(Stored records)
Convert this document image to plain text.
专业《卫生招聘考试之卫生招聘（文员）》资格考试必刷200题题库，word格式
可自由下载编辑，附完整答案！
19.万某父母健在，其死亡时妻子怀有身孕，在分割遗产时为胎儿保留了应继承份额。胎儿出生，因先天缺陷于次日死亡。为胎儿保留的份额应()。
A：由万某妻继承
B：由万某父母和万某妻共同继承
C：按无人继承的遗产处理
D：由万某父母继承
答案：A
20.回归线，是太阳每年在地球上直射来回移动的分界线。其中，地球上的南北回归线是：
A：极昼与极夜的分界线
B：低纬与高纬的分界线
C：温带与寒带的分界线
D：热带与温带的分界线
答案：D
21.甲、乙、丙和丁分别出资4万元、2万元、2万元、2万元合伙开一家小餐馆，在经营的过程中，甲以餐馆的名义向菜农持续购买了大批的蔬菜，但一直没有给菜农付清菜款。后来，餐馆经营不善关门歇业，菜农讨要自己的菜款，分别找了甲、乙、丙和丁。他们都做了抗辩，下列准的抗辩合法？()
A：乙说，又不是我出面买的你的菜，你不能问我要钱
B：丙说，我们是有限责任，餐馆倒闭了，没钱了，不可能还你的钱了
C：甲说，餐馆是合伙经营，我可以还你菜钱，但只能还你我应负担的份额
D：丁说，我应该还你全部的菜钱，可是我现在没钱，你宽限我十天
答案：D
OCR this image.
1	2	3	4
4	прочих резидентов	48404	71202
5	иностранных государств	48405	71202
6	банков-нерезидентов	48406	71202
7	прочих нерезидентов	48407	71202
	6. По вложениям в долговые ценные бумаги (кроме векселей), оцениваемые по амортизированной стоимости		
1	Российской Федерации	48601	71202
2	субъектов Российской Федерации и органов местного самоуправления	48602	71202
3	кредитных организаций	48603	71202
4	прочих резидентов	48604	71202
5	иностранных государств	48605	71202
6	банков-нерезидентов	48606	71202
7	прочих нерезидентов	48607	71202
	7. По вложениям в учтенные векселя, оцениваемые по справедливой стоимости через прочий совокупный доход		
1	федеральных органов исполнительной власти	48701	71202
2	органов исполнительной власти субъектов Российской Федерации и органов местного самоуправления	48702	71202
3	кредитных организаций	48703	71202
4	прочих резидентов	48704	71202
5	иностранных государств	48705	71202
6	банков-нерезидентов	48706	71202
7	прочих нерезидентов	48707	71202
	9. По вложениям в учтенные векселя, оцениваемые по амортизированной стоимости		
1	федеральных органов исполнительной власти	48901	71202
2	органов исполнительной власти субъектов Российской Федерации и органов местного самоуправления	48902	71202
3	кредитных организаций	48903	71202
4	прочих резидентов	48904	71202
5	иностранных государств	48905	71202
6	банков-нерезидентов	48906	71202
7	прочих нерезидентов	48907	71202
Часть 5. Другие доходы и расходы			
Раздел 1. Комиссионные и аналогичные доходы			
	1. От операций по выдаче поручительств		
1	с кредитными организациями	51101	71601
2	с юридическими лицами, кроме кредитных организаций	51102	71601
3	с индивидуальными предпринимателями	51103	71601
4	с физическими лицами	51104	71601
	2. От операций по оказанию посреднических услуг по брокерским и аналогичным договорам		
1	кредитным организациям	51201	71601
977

Problem to solve:
Search the listing for the word "иностранных" and return each line that holds it.

Task solution:
5	иностранных государств	48405	71202
5	иностранных государств	48605	71202
5	иностранных государств	48705	71202
5	иностранных государств	48905	71202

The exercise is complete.